▶ **EXERCISE AIM**: Can you transcribe every record below exactly as it appears?

▶ **RECORD SET**:
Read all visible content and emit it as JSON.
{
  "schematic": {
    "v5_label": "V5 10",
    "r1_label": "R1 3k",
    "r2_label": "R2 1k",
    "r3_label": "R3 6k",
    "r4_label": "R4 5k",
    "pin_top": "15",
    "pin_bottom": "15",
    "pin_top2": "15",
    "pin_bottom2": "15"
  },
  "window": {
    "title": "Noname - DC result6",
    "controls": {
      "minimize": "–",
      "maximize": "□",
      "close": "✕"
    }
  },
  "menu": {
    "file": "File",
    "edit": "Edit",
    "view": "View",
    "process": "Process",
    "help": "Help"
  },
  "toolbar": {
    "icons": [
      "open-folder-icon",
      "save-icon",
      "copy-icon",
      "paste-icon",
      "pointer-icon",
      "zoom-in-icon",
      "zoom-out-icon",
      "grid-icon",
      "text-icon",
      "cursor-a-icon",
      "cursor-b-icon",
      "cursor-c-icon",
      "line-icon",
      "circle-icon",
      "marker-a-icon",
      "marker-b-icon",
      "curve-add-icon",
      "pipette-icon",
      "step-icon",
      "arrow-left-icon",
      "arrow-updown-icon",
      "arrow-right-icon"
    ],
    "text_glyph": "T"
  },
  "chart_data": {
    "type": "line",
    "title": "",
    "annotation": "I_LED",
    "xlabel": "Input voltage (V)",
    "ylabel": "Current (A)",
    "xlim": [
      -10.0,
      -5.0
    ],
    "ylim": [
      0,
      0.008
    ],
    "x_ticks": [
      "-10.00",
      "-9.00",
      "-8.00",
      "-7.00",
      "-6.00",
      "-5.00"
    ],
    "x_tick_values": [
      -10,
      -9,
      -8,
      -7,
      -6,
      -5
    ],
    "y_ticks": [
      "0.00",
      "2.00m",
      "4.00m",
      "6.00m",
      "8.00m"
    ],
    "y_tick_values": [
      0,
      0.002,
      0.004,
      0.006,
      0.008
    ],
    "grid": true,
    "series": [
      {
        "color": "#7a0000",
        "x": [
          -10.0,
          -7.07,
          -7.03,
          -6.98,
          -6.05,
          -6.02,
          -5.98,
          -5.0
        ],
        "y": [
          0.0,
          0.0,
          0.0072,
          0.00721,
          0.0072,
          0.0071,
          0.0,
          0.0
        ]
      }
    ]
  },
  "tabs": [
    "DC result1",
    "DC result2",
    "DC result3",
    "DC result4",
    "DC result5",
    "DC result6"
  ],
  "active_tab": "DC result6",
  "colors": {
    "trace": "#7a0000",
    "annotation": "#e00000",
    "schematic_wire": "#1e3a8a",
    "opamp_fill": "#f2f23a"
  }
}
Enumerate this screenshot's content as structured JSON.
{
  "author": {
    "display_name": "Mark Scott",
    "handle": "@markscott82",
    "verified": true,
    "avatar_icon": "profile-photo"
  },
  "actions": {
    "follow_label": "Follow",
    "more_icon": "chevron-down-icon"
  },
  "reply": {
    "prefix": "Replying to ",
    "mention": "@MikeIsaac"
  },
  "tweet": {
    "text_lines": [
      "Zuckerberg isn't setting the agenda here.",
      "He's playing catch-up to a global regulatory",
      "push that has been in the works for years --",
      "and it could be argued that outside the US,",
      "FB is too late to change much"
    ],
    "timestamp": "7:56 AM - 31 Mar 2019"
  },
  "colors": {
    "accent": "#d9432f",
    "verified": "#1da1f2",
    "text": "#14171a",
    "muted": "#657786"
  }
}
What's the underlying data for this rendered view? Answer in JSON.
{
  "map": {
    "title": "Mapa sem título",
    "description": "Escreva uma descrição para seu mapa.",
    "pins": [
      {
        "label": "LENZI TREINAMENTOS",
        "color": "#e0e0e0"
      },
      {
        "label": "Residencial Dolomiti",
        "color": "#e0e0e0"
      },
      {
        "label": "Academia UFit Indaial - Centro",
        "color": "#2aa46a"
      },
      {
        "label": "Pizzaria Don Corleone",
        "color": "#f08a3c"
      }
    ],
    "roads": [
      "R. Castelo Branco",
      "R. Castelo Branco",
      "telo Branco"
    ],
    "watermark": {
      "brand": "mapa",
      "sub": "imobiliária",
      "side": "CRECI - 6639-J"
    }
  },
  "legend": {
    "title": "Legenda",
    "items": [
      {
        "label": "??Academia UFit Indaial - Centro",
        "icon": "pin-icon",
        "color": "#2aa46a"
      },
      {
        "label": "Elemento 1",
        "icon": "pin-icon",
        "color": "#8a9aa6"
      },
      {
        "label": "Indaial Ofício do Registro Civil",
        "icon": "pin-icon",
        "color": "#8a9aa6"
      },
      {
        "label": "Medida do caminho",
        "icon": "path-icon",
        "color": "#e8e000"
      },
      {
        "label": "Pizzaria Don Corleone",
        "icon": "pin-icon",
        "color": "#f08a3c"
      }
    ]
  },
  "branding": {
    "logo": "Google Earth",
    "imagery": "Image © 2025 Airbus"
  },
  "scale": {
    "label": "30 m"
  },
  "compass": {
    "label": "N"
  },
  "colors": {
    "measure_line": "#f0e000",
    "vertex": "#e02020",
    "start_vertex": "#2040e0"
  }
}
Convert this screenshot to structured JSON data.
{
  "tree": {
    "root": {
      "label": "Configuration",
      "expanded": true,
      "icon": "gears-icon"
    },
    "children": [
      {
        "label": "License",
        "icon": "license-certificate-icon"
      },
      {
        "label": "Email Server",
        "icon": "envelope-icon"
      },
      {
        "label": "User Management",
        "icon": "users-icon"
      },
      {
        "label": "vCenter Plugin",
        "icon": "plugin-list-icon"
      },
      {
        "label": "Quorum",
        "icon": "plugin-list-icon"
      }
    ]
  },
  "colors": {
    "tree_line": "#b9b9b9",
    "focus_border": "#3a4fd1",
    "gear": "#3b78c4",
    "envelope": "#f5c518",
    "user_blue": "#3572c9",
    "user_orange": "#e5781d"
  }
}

▶ **EXERCISE RESPONSE**:
Read all visible content and emit it as JSON.
{
  "schematic": {
    "v5_label": "V5 10",
    "r1_label": "R1 3k",
    "r2_label": "R2 1k",
    "r3_label": "R3 6k",
    "r4_label": "R4 5k",
    "pin_top": "15",
    "pin_bottom": "15",
    "pin_top2": "15",
    "pin_bottom2": "15"
  },
  "window": {
    "title": "Noname - DC result6",
    "controls": {
      "minimize": "–",
      "maximize": "□",
      "close": "✕"
    }
  },
  "menu": {
    "file": "File",
    "edit": "Edit",
    "view": "View",
    "process": "Process",
    "help": "Help"
  },
  "toolbar": {
    "icons": [
      "open-folder-icon",
      "save-icon",
      "copy-icon",
      "paste-icon",
      "pointer-icon",
      "zoom-in-icon",
      "zoom-out-icon",
      "grid-icon",
      "text-icon",
      "cursor-a-icon",
      "cursor-b-icon",
      "cursor-c-icon",
      "line-icon",
      "circle-icon",
      "marker-a-icon",
      "marker-b-icon",
      "curve-add-icon",
      "pipette-icon",
      "step-icon",
      "arrow-left-icon",
      "arrow-updown-icon",
      "arrow-right-icon"
    ],
    "text_glyph": "T"
  },
  "chart_data": {
    "type": "line",
    "title": "",
    "annotation": "I_LED",
    "xlabel": "Input voltage (V)",
    "ylabel": "Current (A)",
    "xlim": [
      -10.0,
      -5.0
    ],
    "ylim": [
      0,
      0.008
    ],
    "x_ticks": [
      "-10.00",
      "-9.00",
      "-8.00",
      "-7.00",
      "-6.00",
      "-5.00"
    ],
    "x_tick_values": [
      -10,
      -9,
      -8,
      -7,
      -6,
      -5
    ],
    "y_ticks": [
      "0.00",
      "2.00m",
      "4.00m",
      "6.00m",
      "8.00m"
    ],
    "y_tick_values": [
      0,
      0.002,
      0.004,
      0.006,
      0.008
    ],
    "grid": true,
    "series": [
      {
        "color": "#7a0000",
        "x": [
          -10.0,
          -7.07,
          -7.03,
          -6.98,
          -6.05,
          -6.02,
          -5.98,
          -5.0
        ],
        "y": [
          0.0,
          0.0,
          0.0072,
          0.00721,
          0.0072,
          0.0071,
          0.0,
          0.0
        ]
      }
    ]
  },
  "tabs": [
    "DC result1",
    "DC result2",
    "DC result3",
    "DC result4",
    "DC result5",
    "DC result6"
  ],
  "active_tab": "DC result6",
  "colors": {
    "trace": "#7a0000",
    "annotation": "#e00000",
    "schematic_wire": "#1e3a8a",
    "opamp_fill": "#f2f23a"
  }
}
Enumerate this screenshot's content as structured JSON.
{
  "author": {
    "display_name": "Mark Scott",
    "handle": "@markscott82",
    "verified": true,
    "avatar_icon": "profile-photo"
  },
  "actions": {
    "follow_label": "Follow",
    "more_icon": "chevron-down-icon"
  },
  "reply": {
    "prefix": "Replying to ",
    "mention": "@MikeIsaac"
  },
  "tweet": {
    "text_lines": [
      "Zuckerberg isn't setting the agenda here.",
      "He's playing catch-up to a global regulatory",
      "push that has been in the works for years --",
      "and it could be argued that outside the US,",
      "FB is too late to change much"
    ],
    "timestamp": "7:56 AM - 31 Mar 2019"
  },
  "colors": {
    "accent": "#d9432f",
    "verified": "#1da1f2",
    "text": "#14171a",
    "muted": "#657786"
  }
}
What's the underlying data for this rendered view? Answer in JSON.
{
  "map": {
    "title": "Mapa sem título",
    "description": "Escreva uma descrição para seu mapa.",
    "pins": [
      {
        "label": "LENZI TREINAMENTOS",
        "color": "#e0e0e0"
      },
      {
        "label": "Residencial Dolomiti",
        "color": "#e0e0e0"
      },
      {
        "label": "Academia UFit Indaial - Centro",
        "color": "#2aa46a"
      },
      {
        "label": "Pizzaria Don Corleone",
        "color": "#f08a3c"
      }
    ],
    "roads": [
      "R. Castelo Branco",
      "R. Castelo Branco",
      "telo Branco"
    ],
    "watermark": {
      "brand": "mapa",
      "sub": "imobiliária",
      "side": "CRECI - 6639-J"
    }
  },
  "legend": {
    "title": "Legenda",
    "items": [
      {
        "label": "??Academia UFit Indaial - Centro",
        "icon": "pin-icon",
        "color": "#2aa46a"
      },
      {
        "label": "Elemento 1",
        "icon": "pin-icon",
        "color": "#8a9aa6"
      },
      {
        "label": "Indaial Ofício do Registro Civil",
        "icon": "pin-icon",
        "color": "#8a9aa6"
      },
      {
        "label": "Medida do caminho",
        "icon": "path-icon",
        "color": "#e8e000"
      },
      {
        "label": "Pizzaria Don Corleone",
        "icon": "pin-icon",
        "color": "#f08a3c"
      }
    ]
  },
  "branding": {
    "logo": "Google Earth",
    "imagery": "Image © 2025 Airbus"
  },
  "scale": {
    "label": "30 m"
  },
  "compass": {
    "label": "N"
  },
  "colors": {
    "measure_line": "#f0e000",
    "vertex": "#e02020",
    "start_vertex": "#2040e0"
  }
}
Convert this screenshot to structured JSON data.
{
  "tree": {
    "root": {
      "label": "Configuration",
      "expanded": true,
      "icon": "gears-icon"
    },
    "children": [
      {
        "label": "License",
        "icon": "license-certificate-icon"
      },
      {
        "label": "Email Server",
        "icon": "envelope-icon"
      },
      {
        "label": "User Management",
        "icon": "users-icon"
      },
      {
        "label": "vCenter Plugin",
        "icon": "plugin-list-icon"
      },
      {
        "label": "Quorum",
        "icon": "plugin-list-icon"
      }
    ]
  },
  "colors": {
    "tree_line": "#b9b9b9",
    "focus_border": "#3a4fd1",
    "gear": "#3b78c4",
    "envelope": "#f5c518",
    "user_blue": "#3572c9",
    "user_orange": "#e5781d"
  }
}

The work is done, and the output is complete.